Short problem: Count the lines in the records below that contain the string "アクセス解析", treating case as significant. Reply with the number alone.

The input:
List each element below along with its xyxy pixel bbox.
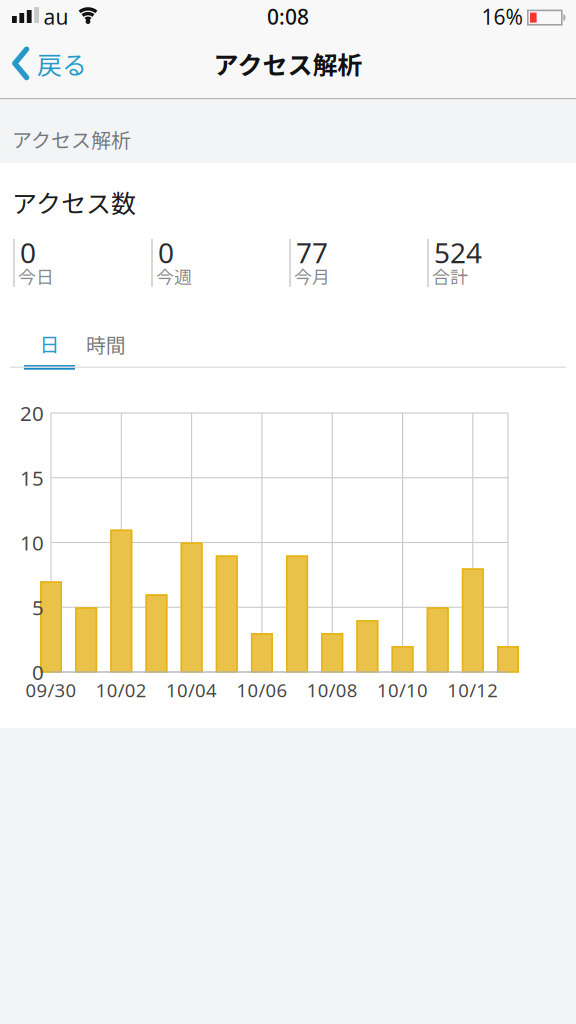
staticText: 10 [20, 528, 44, 556]
staticText: 日 [40, 329, 60, 358]
staticText: 10/02 [96, 677, 147, 703]
staticText: 0 [158, 233, 174, 272]
button[interactable]: 時間 [86, 330, 126, 358]
staticText: 20 [20, 399, 44, 427]
staticText: アクセス解析 [12, 124, 131, 154]
staticText: 戻る [37, 45, 87, 82]
staticText: 15 [20, 464, 44, 492]
staticText: 10/10 [377, 677, 428, 703]
staticText: 10/08 [307, 677, 358, 703]
staticText: 今月 [294, 263, 330, 289]
staticText: 09/30 [26, 677, 76, 703]
button[interactable]: 日 [24, 329, 75, 370]
staticText: 合計 [432, 263, 468, 289]
staticText: 77 [296, 233, 328, 272]
staticText: 524 [434, 233, 482, 272]
staticText: 0 [32, 658, 44, 686]
staticText: 10/06 [236, 677, 287, 703]
staticText: 5 [32, 593, 44, 621]
staticText: 10/04 [166, 677, 217, 703]
staticText: アクセス数 [12, 184, 136, 220]
staticText: 今週 [156, 263, 192, 289]
staticText: 0:08 [267, 2, 309, 31]
staticText: 0 [20, 233, 36, 272]
staticText: 今日 [18, 263, 54, 289]
staticText: 時間 [86, 330, 126, 358]
staticText: アクセス解析 [214, 45, 362, 82]
staticText: 10/12 [447, 677, 498, 703]
staticText: 16% [482, 2, 522, 31]
button[interactable]: 戻る [12, 45, 172, 82]
staticText: au [44, 2, 68, 31]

Exercise solution: 2